-- Exercise directions --
Every line of the records that holds the word "Proliferation" should be copied.

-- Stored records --
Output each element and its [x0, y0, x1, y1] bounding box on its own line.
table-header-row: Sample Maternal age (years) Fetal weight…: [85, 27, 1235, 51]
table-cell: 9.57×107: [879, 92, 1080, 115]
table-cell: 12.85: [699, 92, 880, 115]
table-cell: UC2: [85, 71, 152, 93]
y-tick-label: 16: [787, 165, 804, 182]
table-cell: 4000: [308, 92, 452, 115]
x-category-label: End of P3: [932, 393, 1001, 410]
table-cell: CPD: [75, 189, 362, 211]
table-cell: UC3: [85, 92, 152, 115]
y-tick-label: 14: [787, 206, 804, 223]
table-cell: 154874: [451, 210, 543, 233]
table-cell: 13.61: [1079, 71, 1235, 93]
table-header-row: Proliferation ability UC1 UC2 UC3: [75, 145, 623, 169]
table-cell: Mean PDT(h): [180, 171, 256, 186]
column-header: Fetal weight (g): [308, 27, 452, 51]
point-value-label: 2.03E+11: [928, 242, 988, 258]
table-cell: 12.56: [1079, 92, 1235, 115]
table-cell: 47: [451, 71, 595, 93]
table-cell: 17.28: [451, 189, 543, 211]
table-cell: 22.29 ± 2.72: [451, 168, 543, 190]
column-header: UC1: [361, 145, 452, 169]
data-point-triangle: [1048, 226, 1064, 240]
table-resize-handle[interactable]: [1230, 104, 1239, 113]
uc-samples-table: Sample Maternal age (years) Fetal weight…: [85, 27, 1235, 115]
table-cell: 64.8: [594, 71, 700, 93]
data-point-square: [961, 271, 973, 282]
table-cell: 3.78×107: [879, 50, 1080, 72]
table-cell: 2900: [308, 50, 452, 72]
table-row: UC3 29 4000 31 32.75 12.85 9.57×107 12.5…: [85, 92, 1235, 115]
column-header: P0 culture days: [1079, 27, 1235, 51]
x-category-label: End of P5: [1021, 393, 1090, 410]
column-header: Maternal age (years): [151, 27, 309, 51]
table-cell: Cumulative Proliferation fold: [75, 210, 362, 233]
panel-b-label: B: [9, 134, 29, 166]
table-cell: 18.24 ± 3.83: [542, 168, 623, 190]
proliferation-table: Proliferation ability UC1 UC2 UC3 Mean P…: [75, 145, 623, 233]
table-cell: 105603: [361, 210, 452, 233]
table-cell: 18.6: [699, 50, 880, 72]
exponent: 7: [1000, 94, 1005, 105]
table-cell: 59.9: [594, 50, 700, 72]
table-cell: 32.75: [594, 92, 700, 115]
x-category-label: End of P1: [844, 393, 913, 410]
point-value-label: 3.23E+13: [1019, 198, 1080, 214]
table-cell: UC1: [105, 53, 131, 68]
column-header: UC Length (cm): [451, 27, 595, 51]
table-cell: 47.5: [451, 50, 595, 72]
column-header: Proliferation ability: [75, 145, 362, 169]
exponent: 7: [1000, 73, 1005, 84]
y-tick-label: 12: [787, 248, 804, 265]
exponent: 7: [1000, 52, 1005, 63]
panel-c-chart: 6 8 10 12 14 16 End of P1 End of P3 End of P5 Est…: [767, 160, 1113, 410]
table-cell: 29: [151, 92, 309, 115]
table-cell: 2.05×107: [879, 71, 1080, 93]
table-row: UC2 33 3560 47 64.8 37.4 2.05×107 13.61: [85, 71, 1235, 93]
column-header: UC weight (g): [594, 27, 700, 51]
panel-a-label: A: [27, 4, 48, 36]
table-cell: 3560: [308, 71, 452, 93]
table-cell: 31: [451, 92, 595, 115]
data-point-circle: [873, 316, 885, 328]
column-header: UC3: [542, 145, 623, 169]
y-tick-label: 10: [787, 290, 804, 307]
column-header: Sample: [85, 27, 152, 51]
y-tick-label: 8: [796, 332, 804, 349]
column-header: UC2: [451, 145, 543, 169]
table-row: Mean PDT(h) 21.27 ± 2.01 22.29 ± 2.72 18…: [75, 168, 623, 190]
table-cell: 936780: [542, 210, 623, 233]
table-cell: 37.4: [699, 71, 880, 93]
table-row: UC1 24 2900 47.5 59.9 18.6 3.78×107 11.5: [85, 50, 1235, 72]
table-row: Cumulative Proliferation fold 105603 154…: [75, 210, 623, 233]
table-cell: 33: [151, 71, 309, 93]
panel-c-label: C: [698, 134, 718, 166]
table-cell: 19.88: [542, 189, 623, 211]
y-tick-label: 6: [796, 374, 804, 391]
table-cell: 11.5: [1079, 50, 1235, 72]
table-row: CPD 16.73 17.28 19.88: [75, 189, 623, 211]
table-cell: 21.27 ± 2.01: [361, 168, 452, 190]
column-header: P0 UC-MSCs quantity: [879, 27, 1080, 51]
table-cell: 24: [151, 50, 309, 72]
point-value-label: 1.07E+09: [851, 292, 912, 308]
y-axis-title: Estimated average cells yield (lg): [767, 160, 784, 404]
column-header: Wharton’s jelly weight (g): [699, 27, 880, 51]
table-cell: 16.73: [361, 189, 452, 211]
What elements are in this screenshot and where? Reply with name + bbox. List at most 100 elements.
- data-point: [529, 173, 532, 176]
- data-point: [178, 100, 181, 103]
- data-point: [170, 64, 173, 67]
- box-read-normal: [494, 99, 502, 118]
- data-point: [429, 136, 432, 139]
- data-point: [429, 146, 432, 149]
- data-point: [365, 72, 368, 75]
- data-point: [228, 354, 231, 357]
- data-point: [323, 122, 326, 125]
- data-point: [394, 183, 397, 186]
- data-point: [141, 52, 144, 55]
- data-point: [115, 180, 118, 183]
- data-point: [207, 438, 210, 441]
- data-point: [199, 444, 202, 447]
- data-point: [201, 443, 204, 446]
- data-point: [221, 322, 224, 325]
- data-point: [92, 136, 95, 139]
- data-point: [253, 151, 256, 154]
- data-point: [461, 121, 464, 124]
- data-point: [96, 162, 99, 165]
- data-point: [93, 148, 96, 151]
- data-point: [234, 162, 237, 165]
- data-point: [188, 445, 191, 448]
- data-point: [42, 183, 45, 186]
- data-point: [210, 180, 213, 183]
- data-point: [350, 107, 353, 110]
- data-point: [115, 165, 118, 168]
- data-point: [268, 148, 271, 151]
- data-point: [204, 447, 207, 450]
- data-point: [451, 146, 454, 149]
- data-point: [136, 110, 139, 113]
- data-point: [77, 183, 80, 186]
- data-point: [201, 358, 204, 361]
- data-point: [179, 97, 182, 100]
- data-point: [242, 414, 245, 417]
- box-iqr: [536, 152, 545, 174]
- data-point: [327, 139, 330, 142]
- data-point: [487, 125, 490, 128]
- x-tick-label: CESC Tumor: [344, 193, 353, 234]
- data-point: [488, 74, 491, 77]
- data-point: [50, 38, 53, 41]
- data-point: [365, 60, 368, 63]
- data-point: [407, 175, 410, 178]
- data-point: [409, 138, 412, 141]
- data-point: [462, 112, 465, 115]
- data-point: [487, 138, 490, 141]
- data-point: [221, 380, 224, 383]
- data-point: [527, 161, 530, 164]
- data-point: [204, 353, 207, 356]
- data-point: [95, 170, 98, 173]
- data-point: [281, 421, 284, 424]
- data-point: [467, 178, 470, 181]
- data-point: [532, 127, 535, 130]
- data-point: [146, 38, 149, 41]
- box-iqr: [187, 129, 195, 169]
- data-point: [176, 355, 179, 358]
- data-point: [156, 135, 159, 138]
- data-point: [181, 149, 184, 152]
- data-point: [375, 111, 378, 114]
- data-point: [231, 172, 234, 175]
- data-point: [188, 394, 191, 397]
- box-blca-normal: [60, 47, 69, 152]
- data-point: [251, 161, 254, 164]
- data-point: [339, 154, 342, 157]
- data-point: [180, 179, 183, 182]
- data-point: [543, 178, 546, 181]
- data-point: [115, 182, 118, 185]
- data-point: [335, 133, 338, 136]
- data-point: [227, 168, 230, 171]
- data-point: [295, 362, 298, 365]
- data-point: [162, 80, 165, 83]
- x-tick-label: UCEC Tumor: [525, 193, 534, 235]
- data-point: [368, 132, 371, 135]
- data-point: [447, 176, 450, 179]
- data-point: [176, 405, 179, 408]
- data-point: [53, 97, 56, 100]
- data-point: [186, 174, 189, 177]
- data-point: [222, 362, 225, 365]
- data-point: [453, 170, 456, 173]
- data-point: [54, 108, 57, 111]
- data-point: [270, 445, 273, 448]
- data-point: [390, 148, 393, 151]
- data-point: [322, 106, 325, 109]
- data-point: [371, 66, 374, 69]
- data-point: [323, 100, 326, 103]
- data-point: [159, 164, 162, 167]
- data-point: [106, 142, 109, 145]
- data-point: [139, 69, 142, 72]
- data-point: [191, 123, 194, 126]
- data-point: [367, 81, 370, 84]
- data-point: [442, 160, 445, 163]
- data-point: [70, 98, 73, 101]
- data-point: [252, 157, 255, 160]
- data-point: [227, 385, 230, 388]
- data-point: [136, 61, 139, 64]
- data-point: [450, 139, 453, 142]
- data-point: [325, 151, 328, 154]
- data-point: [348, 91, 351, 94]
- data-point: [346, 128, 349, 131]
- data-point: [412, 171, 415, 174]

-- Result for this task --
table-header-row: Proliferation ability UC1 UC2 UC3: [75, 145, 623, 169]
table-cell: Cumulative Proliferation fold: [75, 210, 362, 233]
proliferation-table: Proliferation ability UC1 UC2 UC3 Mean P…: [75, 145, 623, 233]
column-header: Proliferation ability: [75, 145, 362, 169]
table-row: Cumulative Proliferation fold 105603 154…: [75, 210, 623, 233]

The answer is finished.